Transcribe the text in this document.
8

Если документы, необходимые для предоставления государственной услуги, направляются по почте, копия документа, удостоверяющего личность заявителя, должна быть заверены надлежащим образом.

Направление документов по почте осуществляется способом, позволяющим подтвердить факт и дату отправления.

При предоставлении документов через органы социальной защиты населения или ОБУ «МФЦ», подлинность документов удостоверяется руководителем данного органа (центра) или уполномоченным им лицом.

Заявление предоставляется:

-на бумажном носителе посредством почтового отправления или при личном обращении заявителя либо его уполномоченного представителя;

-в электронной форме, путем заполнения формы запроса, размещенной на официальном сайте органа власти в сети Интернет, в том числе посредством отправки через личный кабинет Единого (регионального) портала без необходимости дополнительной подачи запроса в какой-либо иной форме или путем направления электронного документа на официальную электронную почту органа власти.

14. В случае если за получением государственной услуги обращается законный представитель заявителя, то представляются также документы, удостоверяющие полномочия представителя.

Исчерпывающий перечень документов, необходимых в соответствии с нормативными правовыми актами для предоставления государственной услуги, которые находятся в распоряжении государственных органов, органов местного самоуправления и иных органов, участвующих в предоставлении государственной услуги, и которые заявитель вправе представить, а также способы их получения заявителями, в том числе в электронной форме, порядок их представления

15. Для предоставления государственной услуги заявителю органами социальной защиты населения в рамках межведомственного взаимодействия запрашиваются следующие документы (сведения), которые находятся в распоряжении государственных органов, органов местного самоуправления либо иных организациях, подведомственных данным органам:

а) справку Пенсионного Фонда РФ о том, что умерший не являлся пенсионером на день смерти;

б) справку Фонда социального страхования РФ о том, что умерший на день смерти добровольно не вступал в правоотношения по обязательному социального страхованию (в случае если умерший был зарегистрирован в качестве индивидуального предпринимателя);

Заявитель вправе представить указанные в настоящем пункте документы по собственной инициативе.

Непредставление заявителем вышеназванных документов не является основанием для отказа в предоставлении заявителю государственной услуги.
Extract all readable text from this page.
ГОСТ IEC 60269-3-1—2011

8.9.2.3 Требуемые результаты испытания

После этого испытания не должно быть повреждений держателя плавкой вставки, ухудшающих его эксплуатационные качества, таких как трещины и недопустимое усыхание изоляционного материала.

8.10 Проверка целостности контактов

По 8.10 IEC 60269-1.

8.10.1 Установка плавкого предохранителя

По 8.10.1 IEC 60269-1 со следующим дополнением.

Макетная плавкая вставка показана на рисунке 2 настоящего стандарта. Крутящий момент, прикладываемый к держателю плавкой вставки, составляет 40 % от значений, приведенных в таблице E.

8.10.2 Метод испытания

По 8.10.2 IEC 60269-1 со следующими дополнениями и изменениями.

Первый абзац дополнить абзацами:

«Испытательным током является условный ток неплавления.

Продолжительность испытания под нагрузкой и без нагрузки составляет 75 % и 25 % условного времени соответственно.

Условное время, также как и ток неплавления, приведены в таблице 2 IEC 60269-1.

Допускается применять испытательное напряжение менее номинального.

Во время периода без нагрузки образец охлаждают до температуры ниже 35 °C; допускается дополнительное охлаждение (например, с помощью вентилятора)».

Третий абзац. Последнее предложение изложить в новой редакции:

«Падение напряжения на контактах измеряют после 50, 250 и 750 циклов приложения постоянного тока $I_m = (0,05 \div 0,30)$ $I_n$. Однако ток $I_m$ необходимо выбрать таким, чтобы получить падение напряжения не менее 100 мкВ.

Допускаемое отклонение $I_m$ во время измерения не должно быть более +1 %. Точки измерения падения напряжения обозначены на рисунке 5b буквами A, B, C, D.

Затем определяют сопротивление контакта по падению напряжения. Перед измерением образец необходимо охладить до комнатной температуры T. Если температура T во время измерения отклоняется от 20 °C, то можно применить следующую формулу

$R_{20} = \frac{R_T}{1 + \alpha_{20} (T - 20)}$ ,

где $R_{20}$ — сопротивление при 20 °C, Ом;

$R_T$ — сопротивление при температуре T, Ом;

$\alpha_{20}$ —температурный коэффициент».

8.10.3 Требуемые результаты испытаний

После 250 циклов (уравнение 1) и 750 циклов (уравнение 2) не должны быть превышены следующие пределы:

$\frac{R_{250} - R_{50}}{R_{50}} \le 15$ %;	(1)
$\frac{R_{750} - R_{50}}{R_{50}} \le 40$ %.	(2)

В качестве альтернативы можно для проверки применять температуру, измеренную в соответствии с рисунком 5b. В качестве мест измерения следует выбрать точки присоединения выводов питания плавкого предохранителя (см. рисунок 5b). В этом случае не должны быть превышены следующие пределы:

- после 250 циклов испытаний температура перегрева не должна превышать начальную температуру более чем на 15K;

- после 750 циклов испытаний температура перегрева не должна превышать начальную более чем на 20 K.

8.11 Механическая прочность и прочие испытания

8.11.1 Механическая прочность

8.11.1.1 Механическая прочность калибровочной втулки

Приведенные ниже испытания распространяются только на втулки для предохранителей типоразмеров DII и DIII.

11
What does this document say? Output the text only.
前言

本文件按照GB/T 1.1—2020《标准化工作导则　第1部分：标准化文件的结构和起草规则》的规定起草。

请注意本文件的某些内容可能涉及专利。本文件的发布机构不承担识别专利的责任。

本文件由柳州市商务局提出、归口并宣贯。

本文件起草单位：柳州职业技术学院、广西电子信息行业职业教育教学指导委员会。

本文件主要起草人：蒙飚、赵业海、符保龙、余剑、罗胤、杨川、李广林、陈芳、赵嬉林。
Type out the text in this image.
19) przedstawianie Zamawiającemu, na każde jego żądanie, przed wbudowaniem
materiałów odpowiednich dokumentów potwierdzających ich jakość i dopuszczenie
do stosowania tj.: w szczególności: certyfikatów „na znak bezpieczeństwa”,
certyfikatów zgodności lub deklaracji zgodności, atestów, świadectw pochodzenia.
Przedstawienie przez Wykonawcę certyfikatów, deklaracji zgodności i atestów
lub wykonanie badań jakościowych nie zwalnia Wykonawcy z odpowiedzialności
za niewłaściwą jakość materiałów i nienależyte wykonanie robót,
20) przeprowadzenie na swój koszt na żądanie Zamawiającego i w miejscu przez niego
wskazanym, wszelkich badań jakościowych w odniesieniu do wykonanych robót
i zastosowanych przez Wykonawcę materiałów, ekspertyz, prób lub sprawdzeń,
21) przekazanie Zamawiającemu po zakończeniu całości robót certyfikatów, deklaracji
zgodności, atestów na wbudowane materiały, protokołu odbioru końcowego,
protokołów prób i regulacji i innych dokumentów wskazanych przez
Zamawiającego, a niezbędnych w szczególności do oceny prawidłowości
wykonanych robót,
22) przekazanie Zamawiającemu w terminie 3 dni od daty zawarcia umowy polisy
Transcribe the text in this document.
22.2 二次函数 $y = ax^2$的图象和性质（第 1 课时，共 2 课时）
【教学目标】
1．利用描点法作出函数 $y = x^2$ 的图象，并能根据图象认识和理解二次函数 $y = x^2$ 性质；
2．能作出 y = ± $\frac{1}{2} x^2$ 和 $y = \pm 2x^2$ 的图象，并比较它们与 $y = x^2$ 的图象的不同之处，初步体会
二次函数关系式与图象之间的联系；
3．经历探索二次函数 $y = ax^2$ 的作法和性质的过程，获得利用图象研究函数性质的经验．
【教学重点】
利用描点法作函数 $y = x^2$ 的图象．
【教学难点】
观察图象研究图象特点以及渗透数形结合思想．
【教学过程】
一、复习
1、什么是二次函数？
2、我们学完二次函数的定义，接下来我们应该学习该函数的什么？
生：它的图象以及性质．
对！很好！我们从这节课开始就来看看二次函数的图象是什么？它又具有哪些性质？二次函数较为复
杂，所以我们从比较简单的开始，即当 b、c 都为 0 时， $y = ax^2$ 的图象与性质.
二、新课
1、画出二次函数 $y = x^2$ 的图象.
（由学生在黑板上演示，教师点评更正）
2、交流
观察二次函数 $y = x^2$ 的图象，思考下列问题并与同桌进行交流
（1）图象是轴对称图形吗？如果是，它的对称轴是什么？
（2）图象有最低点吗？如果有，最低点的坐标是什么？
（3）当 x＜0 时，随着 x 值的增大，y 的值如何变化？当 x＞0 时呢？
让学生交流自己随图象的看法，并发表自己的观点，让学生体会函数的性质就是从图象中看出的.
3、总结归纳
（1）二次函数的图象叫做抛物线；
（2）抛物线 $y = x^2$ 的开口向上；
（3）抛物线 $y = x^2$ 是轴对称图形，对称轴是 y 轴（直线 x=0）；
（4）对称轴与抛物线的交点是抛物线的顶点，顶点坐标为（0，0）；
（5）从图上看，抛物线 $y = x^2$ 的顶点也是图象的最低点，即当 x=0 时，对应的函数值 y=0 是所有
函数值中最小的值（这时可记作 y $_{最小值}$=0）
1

++++++++++

_What the exercise asks:_
Gather and copy every line of the data in which the string "Zamawiającemu" is found.

_Answer to the exercise:_
19) przedstawianie Zamawiającemu, na każde jego żądanie, przed wbudowaniem
21) przekazanie Zamawiającemu po zakończeniu całości robót certyfikatów, deklaracji
22) przekazanie Zamawiającemu w terminie 3 dni od daty zawarcia umowy polisy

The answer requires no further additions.